- _SET PROBLEM_
Repeat each record exactly. Any picture gets left out.

────────────────────────────────────────

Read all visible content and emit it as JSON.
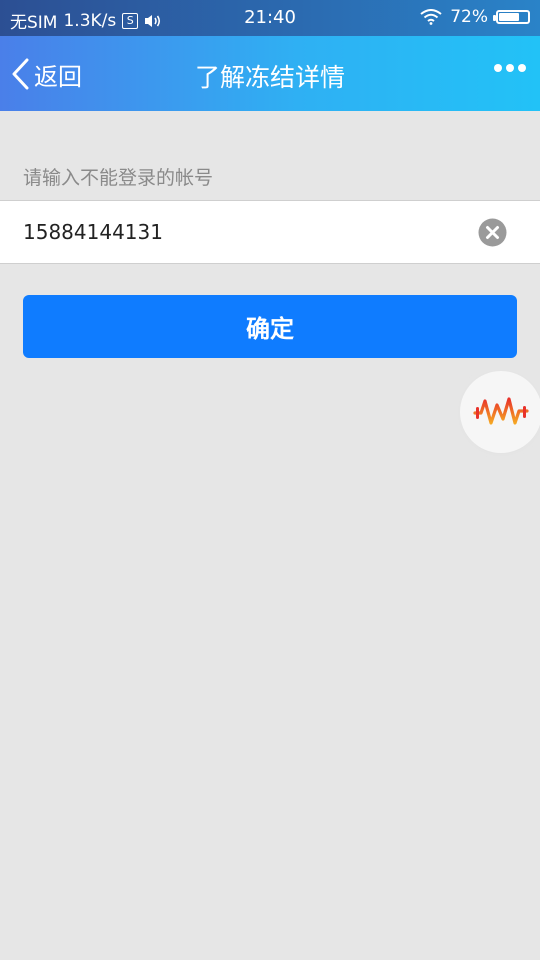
{
  "status_bar": {
    "carrier": "无SIM",
    "speed": "1.3K/s",
    "sim_icon_text": "S",
    "time": "21:40",
    "battery": "72%",
    "battery_level": 0.72
  },
  "nav": {
    "back_label": "返回",
    "title": "了解冻结详情"
  },
  "form": {
    "prompt": "请输入不能登录的帐号",
    "account_value": "15884144131",
    "confirm_label": "确定"
  },
  "icons": {
    "back": "chevron-left-icon",
    "more": "more-dots-icon",
    "clear": "clear-circle-icon",
    "float": "voice-wave-icon"
  },
  "colors": {
    "status_bar": "#2b6ab0",
    "nav_start": "#4a7fe9",
    "nav_end": "#22c2f7",
    "button": "#0f7cff",
    "background": "#e6e6e6",
    "float_icon": "#f04a2a"
  }
}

────────────────────────────────────────

- _RESULT FOR THIS TASK_
Read all visible content and emit it as JSON.
{
  "status_bar": {
    "carrier": "无SIM",
    "speed": "1.3K/s",
    "sim_icon_text": "S",
    "time": "21:40",
    "battery": "72%",
    "battery_level": 0.72
  },
  "nav": {
    "back_label": "返回",
    "title": "了解冻结详情"
  },
  "form": {
    "prompt": "请输入不能登录的帐号",
    "account_value": "15884144131",
    "confirm_label": "确定"
  },
  "icons": {
    "back": "chevron-left-icon",
    "more": "more-dots-icon",
    "clear": "clear-circle-icon",
    "float": "voice-wave-icon"
  },
  "colors": {
    "status_bar": "#2b6ab0",
    "nav_start": "#4a7fe9",
    "nav_end": "#22c2f7",
    "button": "#0f7cff",
    "background": "#e6e6e6",
    "float_icon": "#f04a2a"
  }
}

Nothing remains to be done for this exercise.